* [Given exercise]:
Scan the material and copy every line in which "AppData" appears.

[Collected data entries]

----------

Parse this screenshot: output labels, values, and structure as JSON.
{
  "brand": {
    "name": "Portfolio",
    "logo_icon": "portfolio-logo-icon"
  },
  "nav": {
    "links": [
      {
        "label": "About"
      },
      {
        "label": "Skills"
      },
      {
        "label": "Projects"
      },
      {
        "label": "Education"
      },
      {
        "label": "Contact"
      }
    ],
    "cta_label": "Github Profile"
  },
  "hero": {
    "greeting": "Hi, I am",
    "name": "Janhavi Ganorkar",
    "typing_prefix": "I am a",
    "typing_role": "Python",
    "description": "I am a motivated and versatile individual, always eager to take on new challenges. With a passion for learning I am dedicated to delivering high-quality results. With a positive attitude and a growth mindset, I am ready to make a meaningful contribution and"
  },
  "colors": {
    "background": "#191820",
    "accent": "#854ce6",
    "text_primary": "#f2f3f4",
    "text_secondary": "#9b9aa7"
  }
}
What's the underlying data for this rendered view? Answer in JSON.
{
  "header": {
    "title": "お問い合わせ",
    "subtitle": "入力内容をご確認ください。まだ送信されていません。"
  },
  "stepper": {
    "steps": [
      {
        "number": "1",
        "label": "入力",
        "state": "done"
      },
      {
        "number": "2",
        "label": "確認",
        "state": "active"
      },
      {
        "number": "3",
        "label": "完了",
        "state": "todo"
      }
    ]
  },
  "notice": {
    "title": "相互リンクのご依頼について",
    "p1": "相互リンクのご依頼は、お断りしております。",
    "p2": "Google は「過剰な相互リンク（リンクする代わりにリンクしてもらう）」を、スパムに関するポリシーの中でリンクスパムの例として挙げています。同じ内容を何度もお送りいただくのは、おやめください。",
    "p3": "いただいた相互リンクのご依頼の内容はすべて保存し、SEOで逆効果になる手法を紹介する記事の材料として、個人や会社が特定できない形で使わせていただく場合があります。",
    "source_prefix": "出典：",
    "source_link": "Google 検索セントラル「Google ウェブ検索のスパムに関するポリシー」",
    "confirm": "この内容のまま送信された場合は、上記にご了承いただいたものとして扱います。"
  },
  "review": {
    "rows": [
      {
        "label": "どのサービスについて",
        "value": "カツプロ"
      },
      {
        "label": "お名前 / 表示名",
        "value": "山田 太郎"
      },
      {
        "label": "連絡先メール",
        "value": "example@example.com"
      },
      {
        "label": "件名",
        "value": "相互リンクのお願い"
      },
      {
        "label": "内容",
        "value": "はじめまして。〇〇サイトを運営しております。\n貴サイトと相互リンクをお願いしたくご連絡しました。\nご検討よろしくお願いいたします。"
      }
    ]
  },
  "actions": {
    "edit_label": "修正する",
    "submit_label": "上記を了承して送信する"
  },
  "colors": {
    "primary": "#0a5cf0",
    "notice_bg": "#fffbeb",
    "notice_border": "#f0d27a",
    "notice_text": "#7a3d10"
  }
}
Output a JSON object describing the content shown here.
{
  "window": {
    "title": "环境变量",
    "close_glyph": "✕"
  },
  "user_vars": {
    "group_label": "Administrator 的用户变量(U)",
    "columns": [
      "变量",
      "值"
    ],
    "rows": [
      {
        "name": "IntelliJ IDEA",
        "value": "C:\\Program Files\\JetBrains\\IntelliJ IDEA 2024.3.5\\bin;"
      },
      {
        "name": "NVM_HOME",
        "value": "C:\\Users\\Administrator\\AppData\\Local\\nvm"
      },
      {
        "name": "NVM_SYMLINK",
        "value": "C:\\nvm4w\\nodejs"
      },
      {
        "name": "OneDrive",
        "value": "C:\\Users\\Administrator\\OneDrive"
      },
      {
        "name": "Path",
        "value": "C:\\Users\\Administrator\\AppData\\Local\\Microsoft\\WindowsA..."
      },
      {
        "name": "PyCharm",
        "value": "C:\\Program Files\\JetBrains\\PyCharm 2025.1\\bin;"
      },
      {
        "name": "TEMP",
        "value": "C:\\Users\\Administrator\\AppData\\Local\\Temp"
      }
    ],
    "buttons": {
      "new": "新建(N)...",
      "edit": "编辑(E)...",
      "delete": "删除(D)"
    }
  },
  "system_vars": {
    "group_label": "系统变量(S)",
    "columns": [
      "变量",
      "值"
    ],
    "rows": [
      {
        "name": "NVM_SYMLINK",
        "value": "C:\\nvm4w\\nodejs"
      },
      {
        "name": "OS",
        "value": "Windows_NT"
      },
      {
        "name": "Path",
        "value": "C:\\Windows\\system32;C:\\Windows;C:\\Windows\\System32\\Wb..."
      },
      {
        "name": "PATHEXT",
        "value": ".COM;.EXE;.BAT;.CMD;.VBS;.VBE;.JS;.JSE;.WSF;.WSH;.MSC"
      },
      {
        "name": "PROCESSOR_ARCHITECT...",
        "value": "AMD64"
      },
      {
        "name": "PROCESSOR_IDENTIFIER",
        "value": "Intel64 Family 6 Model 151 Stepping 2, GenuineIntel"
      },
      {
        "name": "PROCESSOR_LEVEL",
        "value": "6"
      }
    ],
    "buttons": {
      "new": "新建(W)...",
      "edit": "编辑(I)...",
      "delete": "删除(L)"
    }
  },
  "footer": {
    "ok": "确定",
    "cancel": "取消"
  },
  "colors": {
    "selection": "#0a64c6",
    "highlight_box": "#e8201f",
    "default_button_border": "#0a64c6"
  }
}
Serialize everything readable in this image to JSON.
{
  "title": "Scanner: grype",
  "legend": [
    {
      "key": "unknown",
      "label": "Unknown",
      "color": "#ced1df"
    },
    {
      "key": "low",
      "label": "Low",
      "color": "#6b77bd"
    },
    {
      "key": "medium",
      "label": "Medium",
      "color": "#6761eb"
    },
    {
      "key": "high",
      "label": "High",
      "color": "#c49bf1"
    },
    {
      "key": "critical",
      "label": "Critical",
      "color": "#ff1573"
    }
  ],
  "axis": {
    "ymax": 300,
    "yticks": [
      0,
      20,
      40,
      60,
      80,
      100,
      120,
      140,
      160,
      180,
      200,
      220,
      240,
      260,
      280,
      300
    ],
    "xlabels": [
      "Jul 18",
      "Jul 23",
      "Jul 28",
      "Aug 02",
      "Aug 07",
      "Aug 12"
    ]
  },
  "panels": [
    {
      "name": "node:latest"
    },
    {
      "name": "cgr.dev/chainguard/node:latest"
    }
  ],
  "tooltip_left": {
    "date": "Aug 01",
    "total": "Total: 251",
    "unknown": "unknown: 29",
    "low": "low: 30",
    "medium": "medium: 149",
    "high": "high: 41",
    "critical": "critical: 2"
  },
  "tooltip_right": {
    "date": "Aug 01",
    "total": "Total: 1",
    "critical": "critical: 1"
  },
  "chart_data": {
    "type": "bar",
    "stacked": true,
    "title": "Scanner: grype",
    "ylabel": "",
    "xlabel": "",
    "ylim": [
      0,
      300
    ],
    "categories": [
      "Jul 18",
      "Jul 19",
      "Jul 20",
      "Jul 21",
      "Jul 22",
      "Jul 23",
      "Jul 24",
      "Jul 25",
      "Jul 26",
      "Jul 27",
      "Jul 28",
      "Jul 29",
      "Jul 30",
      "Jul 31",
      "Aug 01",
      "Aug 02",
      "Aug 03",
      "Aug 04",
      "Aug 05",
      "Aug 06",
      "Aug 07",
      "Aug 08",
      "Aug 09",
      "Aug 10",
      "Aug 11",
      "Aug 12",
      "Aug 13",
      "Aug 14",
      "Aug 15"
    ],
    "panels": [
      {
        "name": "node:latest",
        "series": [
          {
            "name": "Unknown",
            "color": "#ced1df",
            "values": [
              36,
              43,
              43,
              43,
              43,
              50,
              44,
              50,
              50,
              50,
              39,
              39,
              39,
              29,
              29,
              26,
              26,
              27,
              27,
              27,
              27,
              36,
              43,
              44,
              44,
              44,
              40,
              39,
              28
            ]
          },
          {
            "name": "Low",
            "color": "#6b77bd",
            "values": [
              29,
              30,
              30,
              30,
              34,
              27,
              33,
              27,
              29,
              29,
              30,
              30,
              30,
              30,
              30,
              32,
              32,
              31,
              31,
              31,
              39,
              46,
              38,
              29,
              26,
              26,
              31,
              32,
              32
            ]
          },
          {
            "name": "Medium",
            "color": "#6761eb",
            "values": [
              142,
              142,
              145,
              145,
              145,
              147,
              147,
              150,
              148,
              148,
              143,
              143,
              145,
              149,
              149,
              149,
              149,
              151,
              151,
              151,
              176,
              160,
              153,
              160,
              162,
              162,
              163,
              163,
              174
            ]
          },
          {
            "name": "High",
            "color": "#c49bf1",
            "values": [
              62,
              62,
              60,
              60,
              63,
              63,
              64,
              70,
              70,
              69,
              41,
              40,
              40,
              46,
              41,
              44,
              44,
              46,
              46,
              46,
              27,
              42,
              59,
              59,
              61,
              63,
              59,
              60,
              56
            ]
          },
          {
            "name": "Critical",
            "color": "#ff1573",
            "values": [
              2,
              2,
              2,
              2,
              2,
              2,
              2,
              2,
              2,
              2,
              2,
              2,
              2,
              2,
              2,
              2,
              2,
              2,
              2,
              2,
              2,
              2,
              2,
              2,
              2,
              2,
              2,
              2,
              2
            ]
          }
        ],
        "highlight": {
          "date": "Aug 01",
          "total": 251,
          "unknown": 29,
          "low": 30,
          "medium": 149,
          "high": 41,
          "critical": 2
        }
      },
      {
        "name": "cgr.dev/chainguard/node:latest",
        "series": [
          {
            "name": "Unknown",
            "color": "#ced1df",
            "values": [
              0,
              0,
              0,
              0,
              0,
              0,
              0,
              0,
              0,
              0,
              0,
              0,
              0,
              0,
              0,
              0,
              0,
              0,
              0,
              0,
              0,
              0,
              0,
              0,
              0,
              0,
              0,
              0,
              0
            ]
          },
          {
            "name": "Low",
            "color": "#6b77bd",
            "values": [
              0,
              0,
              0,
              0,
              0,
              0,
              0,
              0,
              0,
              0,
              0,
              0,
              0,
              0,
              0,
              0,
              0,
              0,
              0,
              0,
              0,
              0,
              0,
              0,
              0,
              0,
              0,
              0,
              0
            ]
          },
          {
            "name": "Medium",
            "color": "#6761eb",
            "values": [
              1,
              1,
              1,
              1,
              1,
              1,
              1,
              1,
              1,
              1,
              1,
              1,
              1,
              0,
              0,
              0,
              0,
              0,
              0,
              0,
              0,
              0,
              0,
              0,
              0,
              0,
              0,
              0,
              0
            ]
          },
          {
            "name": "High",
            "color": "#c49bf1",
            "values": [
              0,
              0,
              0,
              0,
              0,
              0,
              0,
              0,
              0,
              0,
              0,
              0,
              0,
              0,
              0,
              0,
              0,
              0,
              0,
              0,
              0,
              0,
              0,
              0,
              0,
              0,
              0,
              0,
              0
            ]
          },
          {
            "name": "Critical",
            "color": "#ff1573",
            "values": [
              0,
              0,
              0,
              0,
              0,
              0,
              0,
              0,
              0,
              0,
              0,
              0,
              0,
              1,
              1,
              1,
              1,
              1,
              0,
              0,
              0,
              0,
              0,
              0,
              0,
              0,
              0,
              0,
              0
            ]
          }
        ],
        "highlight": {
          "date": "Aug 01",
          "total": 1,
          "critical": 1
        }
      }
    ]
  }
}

----------

* [Exercise answer]:
        "value": "C:\\Users\\Administrator\\AppData\\Local\\nvm"
        "value": "C:\\Users\\Administrator\\AppData\\Local\\Microsoft\\WindowsA..."
        "value": "C:\\Users\\Administrator\\AppData\\Local\\Temp"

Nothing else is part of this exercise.